Your task is to transcribe the records exactly, skipping every image.

Dataset items
++++++++++++++++++++
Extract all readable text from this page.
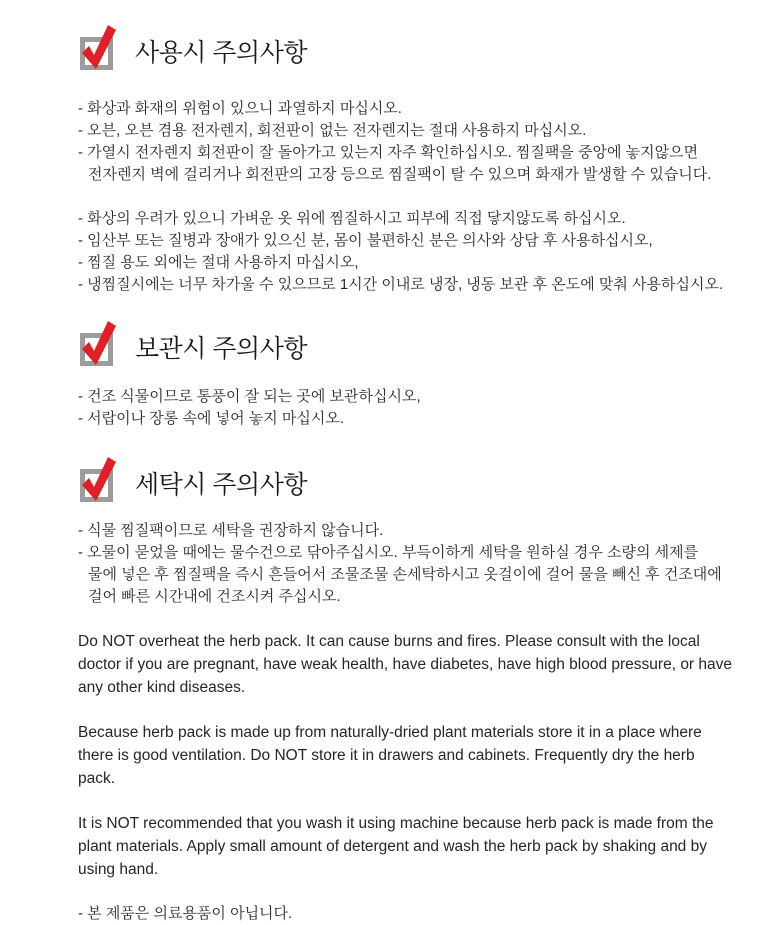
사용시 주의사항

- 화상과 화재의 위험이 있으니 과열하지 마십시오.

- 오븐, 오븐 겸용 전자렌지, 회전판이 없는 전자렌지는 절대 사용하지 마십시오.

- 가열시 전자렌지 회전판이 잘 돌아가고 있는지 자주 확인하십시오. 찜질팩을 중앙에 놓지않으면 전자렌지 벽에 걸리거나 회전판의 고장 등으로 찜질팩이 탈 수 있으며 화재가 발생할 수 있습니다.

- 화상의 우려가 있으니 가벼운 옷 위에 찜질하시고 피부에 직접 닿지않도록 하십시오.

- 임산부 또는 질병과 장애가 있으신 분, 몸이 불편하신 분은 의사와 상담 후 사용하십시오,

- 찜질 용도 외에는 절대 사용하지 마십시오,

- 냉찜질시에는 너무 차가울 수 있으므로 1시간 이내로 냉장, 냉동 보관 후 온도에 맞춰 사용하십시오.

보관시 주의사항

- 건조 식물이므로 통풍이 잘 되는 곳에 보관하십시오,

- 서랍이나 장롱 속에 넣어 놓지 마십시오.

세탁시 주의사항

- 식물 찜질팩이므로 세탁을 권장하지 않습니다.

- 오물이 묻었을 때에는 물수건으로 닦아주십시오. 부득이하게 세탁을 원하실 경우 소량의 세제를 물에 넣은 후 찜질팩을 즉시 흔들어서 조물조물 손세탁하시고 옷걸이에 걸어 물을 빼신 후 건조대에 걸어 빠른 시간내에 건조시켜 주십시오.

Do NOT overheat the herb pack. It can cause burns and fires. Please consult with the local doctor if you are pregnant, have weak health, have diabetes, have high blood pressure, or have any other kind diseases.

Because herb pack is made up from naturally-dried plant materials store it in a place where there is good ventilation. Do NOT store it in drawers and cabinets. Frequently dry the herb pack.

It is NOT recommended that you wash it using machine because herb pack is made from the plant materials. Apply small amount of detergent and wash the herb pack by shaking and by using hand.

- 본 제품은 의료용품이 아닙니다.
++++++++++++++++++++
▶ [COMPLETE ANSWER]:
Extract all readable text from this page.
사용시 주의사항

- 화상과 화재의 위험이 있으니 과열하지 마십시오.

- 오븐, 오븐 겸용 전자렌지, 회전판이 없는 전자렌지는 절대 사용하지 마십시오.

- 가열시 전자렌지 회전판이 잘 돌아가고 있는지 자주 확인하십시오. 찜질팩을 중앙에 놓지않으면 전자렌지 벽에 걸리거나 회전판의 고장 등으로 찜질팩이 탈 수 있으며 화재가 발생할 수 있습니다.

- 화상의 우려가 있으니 가벼운 옷 위에 찜질하시고 피부에 직접 닿지않도록 하십시오.

- 임산부 또는 질병과 장애가 있으신 분, 몸이 불편하신 분은 의사와 상담 후 사용하십시오,

- 찜질 용도 외에는 절대 사용하지 마십시오,

- 냉찜질시에는 너무 차가울 수 있으므로 1시간 이내로 냉장, 냉동 보관 후 온도에 맞춰 사용하십시오.

보관시 주의사항

- 건조 식물이므로 통풍이 잘 되는 곳에 보관하십시오,

- 서랍이나 장롱 속에 넣어 놓지 마십시오.

세탁시 주의사항

- 식물 찜질팩이므로 세탁을 권장하지 않습니다.

- 오물이 묻었을 때에는 물수건으로 닦아주십시오. 부득이하게 세탁을 원하실 경우 소량의 세제를 물에 넣은 후 찜질팩을 즉시 흔들어서 조물조물 손세탁하시고 옷걸이에 걸어 물을 빼신 후 건조대에 걸어 빠른 시간내에 건조시켜 주십시오.

Do NOT overheat the herb pack. It can cause burns and fires. Please consult with the local doctor if you are pregnant, have weak health, have diabetes, have high blood pressure, or have any other kind diseases.

Because herb pack is made up from naturally-dried plant materials store it in a place where there is good ventilation. Do NOT store it in drawers and cabinets. Frequently dry the herb pack.

It is NOT recommended that you wash it using machine because herb pack is made from the plant materials. Apply small amount of detergent and wash the herb pack by shaking and by using hand.

- 본 제품은 의료용품이 아닙니다.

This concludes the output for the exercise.